• [Dataset rows]
>> start

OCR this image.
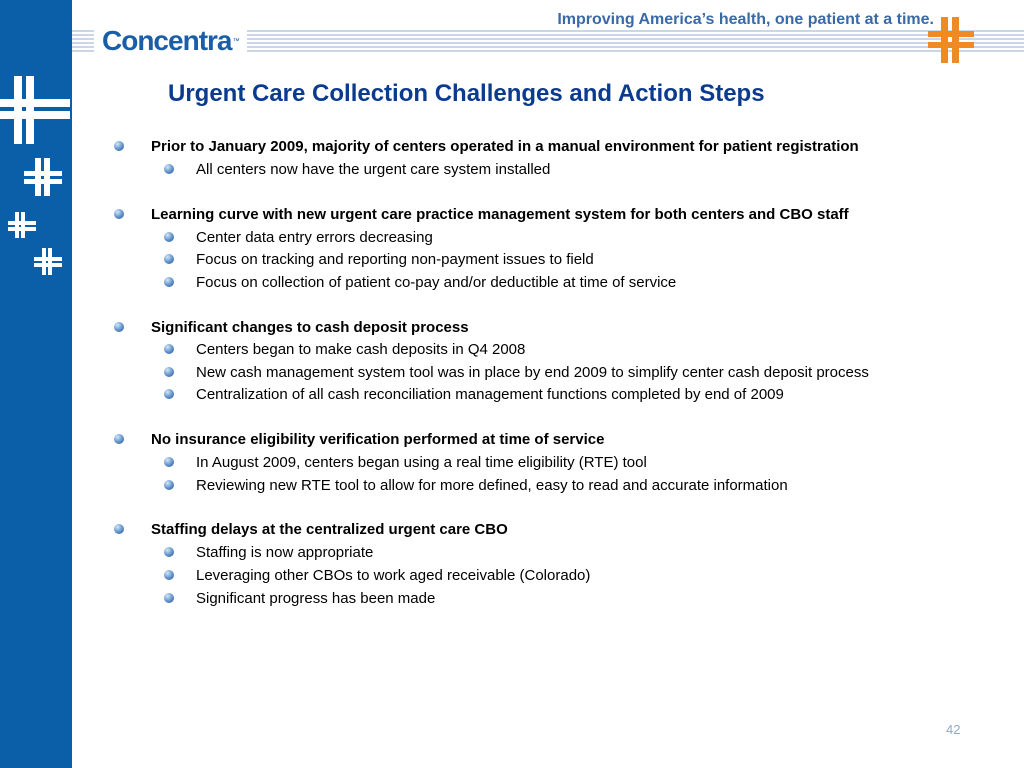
Concentra ™
Improving America’s health, one patient at a time.
Urgent Care Collection Challenges and Action Steps
Prior to January 2009, majority of centers operated in a manual environment for patient registration
All centers now have the urgent care system installed
Learning curve with new urgent care practice management system for both centers and CBO staff
Center data entry errors decreasing
Focus on tracking and reporting non-payment issues to field
Focus on collection of patient co-pay and/or deductible at time of service
Significant changes to cash deposit process
Centers began to make cash deposits in Q4 2008
New cash management system tool was in place by end 2009 to simplify center cash deposit process
Centralization of all cash reconciliation management functions completed by end of 2009
No insurance eligibility verification performed at time of service
In August 2009, centers began using a real time eligibility (RTE) tool
Reviewing new RTE tool to allow for more defined, easy to read and accurate information
Staffing delays at the centralized urgent care CBO
Staffing is now appropriate
Leveraging other CBOs to work aged receivable (Colorado)
Significant progress has been made
42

>> end

• [Exercise objective] Pictures in the records should not appear in your copy, but everything else must be transcribed exactly.

• [Written response]
OCR this image.
Concentra ™
Improving America’s health, one patient at a time.
Urgent Care Collection Challenges and Action Steps
Prior to January 2009, majority of centers operated in a manual environment for patient registration
All centers now have the urgent care system installed
Learning curve with new urgent care practice management system for both centers and CBO staff
Center data entry errors decreasing
Focus on tracking and reporting non-payment issues to field
Focus on collection of patient co-pay and/or deductible at time of service
Significant changes to cash deposit process
Centers began to make cash deposits in Q4 2008
New cash management system tool was in place by end 2009 to simplify center cash deposit process
Centralization of all cash reconciliation management functions completed by end of 2009
No insurance eligibility verification performed at time of service
In August 2009, centers began using a real time eligibility (RTE) tool
Reviewing new RTE tool to allow for more defined, easy to read and accurate information
Staffing delays at the centralized urgent care CBO
Staffing is now appropriate
Leveraging other CBOs to work aged receivable (Colorado)
Significant progress has been made
42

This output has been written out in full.